### DIRECTIVE
Your answer must consist solely of the number of lines that contain the word "Totale".

***** SOURCE MATERIAL

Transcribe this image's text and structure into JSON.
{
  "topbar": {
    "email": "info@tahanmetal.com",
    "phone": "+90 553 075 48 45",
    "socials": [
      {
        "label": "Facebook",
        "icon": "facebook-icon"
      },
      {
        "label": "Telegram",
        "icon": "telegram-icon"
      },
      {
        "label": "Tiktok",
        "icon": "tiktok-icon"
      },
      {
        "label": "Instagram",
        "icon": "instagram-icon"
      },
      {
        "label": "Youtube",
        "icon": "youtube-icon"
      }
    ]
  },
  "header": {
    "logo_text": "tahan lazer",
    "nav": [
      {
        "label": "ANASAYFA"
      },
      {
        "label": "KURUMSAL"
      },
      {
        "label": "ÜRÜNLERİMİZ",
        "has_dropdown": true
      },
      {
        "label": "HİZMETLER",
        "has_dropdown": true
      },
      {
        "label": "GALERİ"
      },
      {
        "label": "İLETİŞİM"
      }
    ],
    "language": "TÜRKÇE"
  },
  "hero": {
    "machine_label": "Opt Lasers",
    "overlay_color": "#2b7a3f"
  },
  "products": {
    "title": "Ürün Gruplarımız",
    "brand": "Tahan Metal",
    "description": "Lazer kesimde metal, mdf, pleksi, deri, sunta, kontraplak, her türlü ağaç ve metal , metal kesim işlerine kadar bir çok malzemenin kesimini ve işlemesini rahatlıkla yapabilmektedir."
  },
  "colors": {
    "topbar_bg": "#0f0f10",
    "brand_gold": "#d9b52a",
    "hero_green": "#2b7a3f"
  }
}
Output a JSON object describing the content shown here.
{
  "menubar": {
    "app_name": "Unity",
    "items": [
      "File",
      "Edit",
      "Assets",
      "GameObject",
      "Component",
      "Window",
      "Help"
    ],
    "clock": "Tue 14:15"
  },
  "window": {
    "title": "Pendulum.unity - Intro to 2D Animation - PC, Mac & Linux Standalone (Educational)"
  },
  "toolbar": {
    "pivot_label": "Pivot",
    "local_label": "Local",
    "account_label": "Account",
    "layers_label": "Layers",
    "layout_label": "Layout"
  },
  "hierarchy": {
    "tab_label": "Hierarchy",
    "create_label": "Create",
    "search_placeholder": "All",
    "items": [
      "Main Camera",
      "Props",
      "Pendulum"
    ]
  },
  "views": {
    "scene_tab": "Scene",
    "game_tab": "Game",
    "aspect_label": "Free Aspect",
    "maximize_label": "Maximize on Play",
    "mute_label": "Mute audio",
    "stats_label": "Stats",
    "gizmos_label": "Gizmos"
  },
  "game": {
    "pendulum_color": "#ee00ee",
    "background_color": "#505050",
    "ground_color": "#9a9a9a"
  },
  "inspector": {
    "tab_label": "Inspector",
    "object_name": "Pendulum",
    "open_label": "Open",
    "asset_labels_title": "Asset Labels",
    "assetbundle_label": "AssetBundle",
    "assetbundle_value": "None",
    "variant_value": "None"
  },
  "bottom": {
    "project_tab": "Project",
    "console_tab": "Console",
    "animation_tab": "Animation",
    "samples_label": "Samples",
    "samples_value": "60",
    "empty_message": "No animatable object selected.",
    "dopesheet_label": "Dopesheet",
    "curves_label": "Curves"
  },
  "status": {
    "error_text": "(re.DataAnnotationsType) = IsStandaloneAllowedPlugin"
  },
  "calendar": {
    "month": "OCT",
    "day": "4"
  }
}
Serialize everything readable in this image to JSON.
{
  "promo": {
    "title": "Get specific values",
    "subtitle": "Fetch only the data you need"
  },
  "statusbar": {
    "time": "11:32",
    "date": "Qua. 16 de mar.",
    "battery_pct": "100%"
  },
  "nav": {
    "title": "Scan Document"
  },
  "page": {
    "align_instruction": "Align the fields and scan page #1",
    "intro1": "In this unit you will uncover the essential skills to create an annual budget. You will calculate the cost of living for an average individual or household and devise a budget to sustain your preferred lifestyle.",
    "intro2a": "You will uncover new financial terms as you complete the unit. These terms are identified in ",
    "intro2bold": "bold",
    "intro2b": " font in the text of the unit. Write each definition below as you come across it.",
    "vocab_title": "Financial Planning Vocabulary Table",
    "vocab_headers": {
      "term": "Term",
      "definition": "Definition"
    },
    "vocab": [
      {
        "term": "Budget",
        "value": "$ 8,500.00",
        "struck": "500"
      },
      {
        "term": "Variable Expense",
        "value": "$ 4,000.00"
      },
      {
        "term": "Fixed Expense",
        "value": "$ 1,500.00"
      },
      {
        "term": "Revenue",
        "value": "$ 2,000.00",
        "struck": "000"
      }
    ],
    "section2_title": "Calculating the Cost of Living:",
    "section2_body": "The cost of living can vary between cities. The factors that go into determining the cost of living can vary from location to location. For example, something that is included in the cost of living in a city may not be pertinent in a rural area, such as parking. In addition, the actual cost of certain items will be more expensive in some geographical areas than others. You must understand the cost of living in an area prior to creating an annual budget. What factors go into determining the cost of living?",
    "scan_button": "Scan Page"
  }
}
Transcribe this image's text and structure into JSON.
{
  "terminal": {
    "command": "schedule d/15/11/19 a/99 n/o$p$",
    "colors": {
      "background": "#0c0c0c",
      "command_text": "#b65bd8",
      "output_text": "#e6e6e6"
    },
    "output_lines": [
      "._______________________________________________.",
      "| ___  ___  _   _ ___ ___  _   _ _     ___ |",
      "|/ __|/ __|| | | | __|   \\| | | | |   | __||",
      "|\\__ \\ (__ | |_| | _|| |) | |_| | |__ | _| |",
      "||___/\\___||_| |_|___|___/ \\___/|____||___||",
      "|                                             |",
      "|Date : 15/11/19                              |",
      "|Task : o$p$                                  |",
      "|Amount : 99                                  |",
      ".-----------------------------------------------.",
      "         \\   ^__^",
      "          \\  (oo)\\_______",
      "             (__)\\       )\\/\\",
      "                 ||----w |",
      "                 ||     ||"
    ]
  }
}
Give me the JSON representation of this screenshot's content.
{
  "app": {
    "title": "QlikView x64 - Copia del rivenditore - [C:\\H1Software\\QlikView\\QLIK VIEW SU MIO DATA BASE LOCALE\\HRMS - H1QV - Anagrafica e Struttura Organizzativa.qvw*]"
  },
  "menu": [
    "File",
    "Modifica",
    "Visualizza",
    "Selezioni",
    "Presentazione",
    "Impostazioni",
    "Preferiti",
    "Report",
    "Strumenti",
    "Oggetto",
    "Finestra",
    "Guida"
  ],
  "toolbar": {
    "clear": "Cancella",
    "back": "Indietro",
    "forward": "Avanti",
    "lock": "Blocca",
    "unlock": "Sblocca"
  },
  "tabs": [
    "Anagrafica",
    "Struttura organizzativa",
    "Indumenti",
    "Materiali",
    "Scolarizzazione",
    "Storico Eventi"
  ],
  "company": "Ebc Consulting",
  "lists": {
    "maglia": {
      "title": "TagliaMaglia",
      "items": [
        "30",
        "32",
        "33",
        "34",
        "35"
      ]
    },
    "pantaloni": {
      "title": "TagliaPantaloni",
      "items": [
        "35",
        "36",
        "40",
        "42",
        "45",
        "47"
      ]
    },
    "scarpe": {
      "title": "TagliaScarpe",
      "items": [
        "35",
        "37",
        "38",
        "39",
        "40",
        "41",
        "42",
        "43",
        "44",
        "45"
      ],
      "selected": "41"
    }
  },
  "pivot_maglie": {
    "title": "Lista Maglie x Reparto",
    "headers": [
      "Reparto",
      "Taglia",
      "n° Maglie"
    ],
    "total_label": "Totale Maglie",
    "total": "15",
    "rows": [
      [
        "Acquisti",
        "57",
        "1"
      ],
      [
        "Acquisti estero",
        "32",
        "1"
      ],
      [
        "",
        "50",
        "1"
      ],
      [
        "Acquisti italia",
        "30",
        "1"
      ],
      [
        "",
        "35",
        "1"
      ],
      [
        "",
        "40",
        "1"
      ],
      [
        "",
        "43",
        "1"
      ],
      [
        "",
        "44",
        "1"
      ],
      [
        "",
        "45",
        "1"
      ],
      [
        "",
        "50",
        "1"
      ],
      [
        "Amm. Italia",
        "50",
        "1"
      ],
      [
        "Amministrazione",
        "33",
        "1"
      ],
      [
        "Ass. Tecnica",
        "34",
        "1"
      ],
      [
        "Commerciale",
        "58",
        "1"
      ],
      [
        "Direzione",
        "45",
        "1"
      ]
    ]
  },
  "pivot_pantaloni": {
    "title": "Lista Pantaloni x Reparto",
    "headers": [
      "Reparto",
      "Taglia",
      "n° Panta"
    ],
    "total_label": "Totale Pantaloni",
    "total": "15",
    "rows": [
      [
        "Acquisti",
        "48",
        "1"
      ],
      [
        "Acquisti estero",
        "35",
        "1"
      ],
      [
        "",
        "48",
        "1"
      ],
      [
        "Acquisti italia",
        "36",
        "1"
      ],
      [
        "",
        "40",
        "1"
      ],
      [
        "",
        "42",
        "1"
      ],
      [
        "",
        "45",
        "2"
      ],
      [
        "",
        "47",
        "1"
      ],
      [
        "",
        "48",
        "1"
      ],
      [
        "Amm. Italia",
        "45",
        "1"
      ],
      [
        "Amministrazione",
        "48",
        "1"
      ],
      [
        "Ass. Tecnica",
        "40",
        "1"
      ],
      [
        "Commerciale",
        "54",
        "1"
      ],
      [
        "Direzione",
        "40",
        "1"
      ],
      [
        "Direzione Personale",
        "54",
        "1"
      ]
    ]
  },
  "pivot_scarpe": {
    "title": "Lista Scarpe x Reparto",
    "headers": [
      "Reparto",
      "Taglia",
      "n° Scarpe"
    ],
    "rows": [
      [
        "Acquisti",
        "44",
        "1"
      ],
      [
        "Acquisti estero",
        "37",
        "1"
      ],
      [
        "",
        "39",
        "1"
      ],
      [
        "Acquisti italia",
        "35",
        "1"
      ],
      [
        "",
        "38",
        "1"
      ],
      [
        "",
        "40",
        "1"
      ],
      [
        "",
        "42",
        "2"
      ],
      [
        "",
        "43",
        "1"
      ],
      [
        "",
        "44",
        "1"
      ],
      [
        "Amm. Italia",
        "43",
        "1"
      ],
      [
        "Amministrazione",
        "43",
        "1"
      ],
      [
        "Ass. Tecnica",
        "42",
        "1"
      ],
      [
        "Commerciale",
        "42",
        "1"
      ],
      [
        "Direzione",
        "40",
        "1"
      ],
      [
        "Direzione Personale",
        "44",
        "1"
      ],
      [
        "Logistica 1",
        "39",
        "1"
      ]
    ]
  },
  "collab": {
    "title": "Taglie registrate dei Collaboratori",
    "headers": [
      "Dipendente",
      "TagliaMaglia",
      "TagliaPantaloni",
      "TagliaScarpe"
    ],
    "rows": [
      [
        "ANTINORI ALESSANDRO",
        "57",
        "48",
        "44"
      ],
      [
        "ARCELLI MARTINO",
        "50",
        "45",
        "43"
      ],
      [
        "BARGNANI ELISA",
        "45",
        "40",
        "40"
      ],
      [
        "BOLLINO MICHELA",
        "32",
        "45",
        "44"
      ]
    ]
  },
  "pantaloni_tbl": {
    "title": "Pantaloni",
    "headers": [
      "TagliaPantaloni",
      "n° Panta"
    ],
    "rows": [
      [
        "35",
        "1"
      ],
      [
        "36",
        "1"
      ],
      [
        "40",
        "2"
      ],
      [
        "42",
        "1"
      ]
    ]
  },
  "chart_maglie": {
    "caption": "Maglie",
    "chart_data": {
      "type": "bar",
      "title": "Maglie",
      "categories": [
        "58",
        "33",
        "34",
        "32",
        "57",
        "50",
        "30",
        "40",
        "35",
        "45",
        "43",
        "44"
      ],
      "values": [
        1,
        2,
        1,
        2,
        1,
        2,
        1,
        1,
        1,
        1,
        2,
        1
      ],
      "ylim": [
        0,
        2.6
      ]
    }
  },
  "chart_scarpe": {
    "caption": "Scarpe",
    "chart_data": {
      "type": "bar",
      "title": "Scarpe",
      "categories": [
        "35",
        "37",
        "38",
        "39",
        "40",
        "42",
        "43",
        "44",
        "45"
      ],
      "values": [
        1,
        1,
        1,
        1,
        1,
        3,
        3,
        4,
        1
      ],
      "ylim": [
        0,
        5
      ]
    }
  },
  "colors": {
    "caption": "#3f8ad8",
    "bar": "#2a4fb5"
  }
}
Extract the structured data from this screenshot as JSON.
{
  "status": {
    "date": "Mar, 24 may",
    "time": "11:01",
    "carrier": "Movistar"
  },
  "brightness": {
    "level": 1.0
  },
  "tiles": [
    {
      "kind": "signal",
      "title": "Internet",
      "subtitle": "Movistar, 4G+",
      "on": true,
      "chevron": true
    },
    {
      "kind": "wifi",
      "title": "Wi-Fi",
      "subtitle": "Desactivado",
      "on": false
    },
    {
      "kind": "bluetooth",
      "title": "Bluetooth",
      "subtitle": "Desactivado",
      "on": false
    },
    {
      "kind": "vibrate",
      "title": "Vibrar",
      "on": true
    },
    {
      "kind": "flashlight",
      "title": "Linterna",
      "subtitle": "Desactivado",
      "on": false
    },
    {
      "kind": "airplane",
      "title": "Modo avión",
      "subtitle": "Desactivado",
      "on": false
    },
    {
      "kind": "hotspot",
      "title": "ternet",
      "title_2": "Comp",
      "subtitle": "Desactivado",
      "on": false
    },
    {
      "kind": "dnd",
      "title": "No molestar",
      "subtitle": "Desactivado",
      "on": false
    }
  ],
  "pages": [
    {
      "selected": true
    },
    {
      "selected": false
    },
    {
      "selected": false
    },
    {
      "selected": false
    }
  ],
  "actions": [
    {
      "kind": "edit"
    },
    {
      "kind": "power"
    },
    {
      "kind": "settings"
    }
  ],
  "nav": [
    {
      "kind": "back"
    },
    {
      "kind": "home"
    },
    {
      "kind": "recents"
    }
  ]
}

**********

### TASK ANSWER
2